-- start of INPUT --

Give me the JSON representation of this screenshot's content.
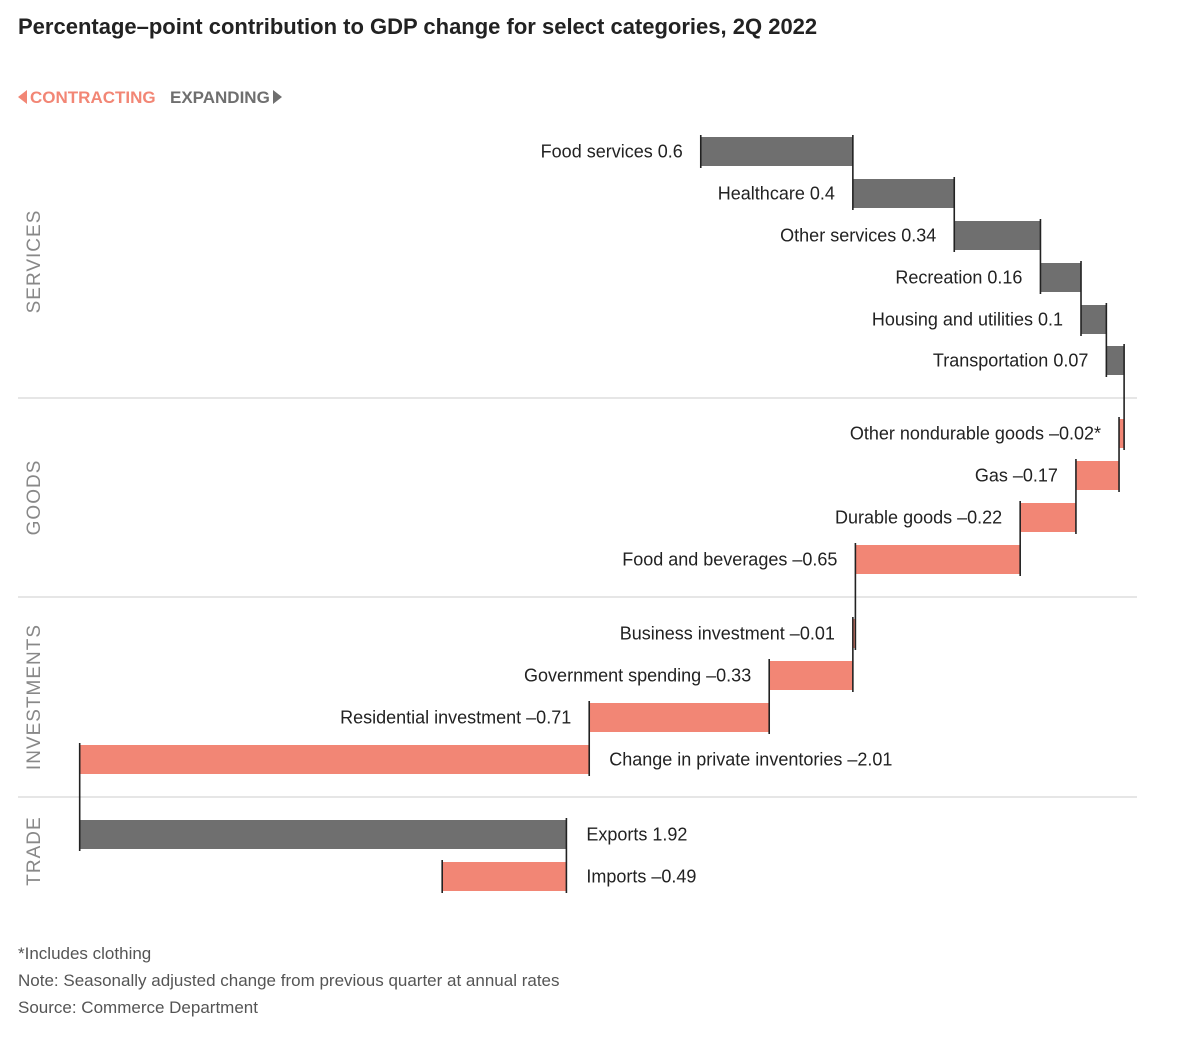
{
  "title": "Percentage–point contribution to GDP change for select categories, 2Q 2022",
  "legend": {
    "contracting": "CONTRACTING",
    "expanding": "EXPANDING"
  },
  "colors": {
    "expanding": "#6f6f6f",
    "contracting": "#f28675",
    "divider": "#dddddd",
    "text": "#222222",
    "section": "#888888"
  },
  "chart_data": {
    "type": "bar",
    "subtype": "waterfall",
    "title": "Percentage–point contribution to GDP change for select categories, 2Q 2022",
    "sections": [
      "SERVICES",
      "GOODS",
      "INVESTMENTS",
      "TRADE"
    ],
    "steps": [
      {
        "section": "SERVICES",
        "label": "Food services 0.6",
        "value": 0.6,
        "start": -0.64,
        "end": -0.04
      },
      {
        "section": "SERVICES",
        "label": "Healthcare 0.4",
        "value": 0.4,
        "start": -0.04,
        "end": 0.36
      },
      {
        "section": "SERVICES",
        "label": "Other services 0.34",
        "value": 0.34,
        "start": 0.36,
        "end": 0.7
      },
      {
        "section": "SERVICES",
        "label": "Recreation 0.16",
        "value": 0.16,
        "start": 0.7,
        "end": 0.86
      },
      {
        "section": "SERVICES",
        "label": "Housing and utilities 0.1",
        "value": 0.1,
        "start": 0.86,
        "end": 0.96
      },
      {
        "section": "SERVICES",
        "label": "Transportation 0.07",
        "value": 0.07,
        "start": 0.96,
        "end": 1.03
      },
      {
        "section": "GOODS",
        "label": "Other nondurable goods –0.02*",
        "value": -0.02,
        "start": 1.03,
        "end": 1.01
      },
      {
        "section": "GOODS",
        "label": "Gas –0.17",
        "value": -0.17,
        "start": 1.01,
        "end": 0.84
      },
      {
        "section": "GOODS",
        "label": "Durable goods –0.22",
        "value": -0.22,
        "start": 0.84,
        "end": 0.62
      },
      {
        "section": "GOODS",
        "label": "Food and beverages –0.65",
        "value": -0.65,
        "start": 0.62,
        "end": -0.03
      },
      {
        "section": "INVESTMENTS",
        "label": "Business investment –0.01",
        "value": -0.01,
        "start": -0.03,
        "end": -0.04
      },
      {
        "section": "INVESTMENTS",
        "label": "Government spending –0.33",
        "value": -0.33,
        "start": -0.04,
        "end": -0.37
      },
      {
        "section": "INVESTMENTS",
        "label": "Residential investment –0.71",
        "value": -0.71,
        "start": -0.37,
        "end": -1.08
      },
      {
        "section": "INVESTMENTS",
        "label": "Change in private inventories –2.01",
        "value": -2.01,
        "start": -1.08,
        "end": -3.09
      },
      {
        "section": "TRADE",
        "label": "Exports 1.92",
        "value": 1.92,
        "start": -3.09,
        "end": -1.17
      },
      {
        "section": "TRADE",
        "label": "Imports –0.49",
        "value": -0.49,
        "start": -1.17,
        "end": -1.66
      }
    ]
  },
  "notes": [
    "*Includes clothing",
    "Note: Seasonally adjusted change from previous quarter at annual rates",
    "Source: Commerce Department"
  ]
}
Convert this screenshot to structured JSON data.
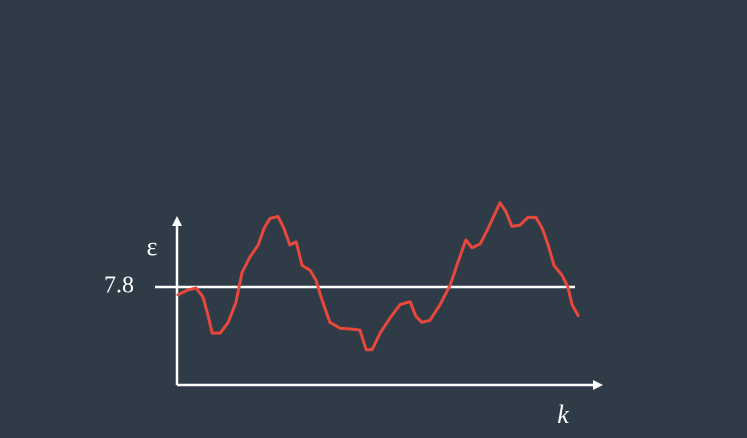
{
  "chart_data": {
    "type": "line",
    "y_label": "ε",
    "x_label": "k",
    "xlim": [
      0,
      100
    ],
    "ylim": [
      6.8,
      8.8
    ],
    "yticks": [
      7.8
    ],
    "reference_line": true,
    "series": [
      {
        "color": "#e8483c",
        "x": [
          0,
          2.4,
          4.3,
          5.9,
          7.1,
          8.1,
          10.0,
          11.9,
          13.7,
          15.2,
          17.1,
          19.0,
          20.4,
          21.8,
          23.7,
          25.1,
          26.5,
          28.0,
          29.4,
          31.3,
          32.7,
          34.1,
          36.0,
          38.4,
          41.2,
          43.1,
          44.6,
          46.0,
          47.9,
          50.2,
          52.6,
          55.0,
          56.4,
          57.8,
          59.7,
          62.1,
          64.5,
          66.4,
          68.2,
          69.7,
          71.6,
          73.5,
          74.9,
          76.3,
          77.7,
          79.1,
          81.0,
          82.9,
          84.8,
          86.3,
          87.7,
          89.1,
          91.0,
          92.4,
          93.4,
          94.8
        ],
        "values": [
          7.72,
          7.77,
          7.79,
          7.7,
          7.51,
          7.33,
          7.33,
          7.44,
          7.64,
          7.95,
          8.11,
          8.23,
          8.4,
          8.5,
          8.52,
          8.4,
          8.23,
          8.26,
          8.02,
          7.97,
          7.87,
          7.67,
          7.44,
          7.38,
          7.37,
          7.36,
          7.16,
          7.16,
          7.33,
          7.48,
          7.62,
          7.65,
          7.5,
          7.44,
          7.46,
          7.62,
          7.82,
          8.06,
          8.28,
          8.2,
          8.24,
          8.4,
          8.53,
          8.66,
          8.57,
          8.42,
          8.43,
          8.51,
          8.51,
          8.4,
          8.23,
          8.02,
          7.92,
          7.8,
          7.62,
          7.51
        ]
      }
    ]
  }
}
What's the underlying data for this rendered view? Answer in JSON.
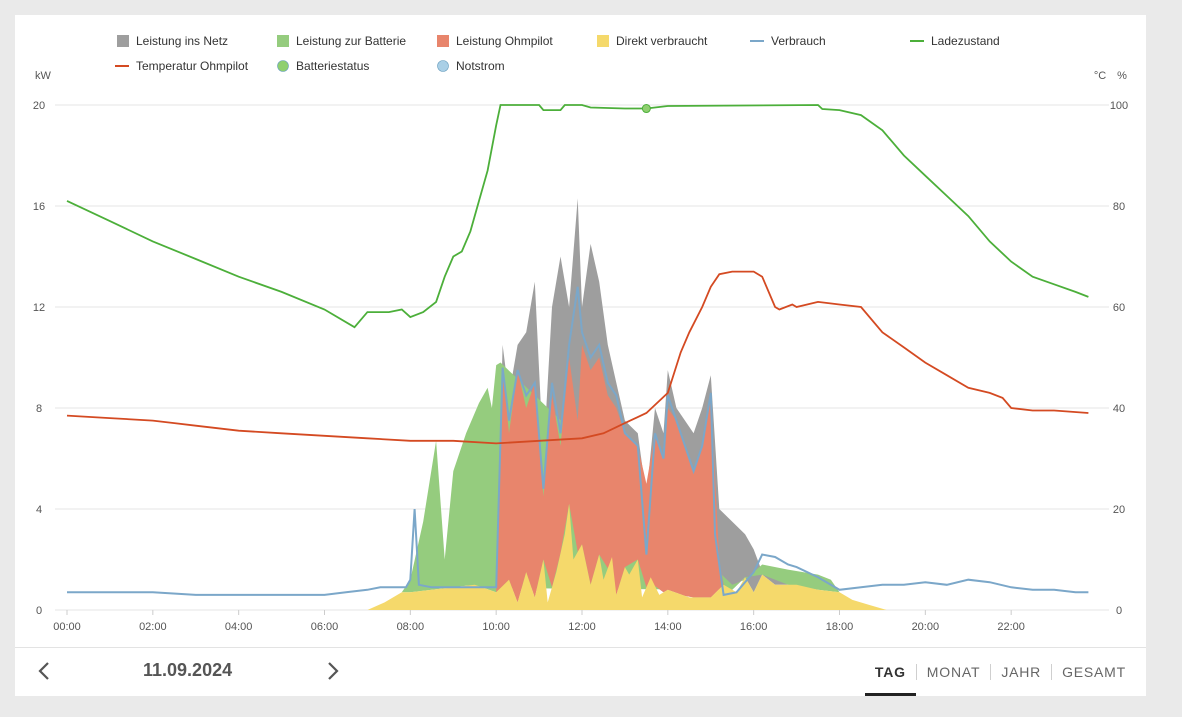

-- end of INPUT --

* **WHAT THE TASK REQUIRES**:
Write down every line of the data above that includes the string "Percentage".

* **WRITTEN REPLY**:
  "title": "Percentage–point contribution to GDP change for select categories, 2Q 2022",
    "title": "Percentage–point contribution to GDP change for select categories, 2Q 2022",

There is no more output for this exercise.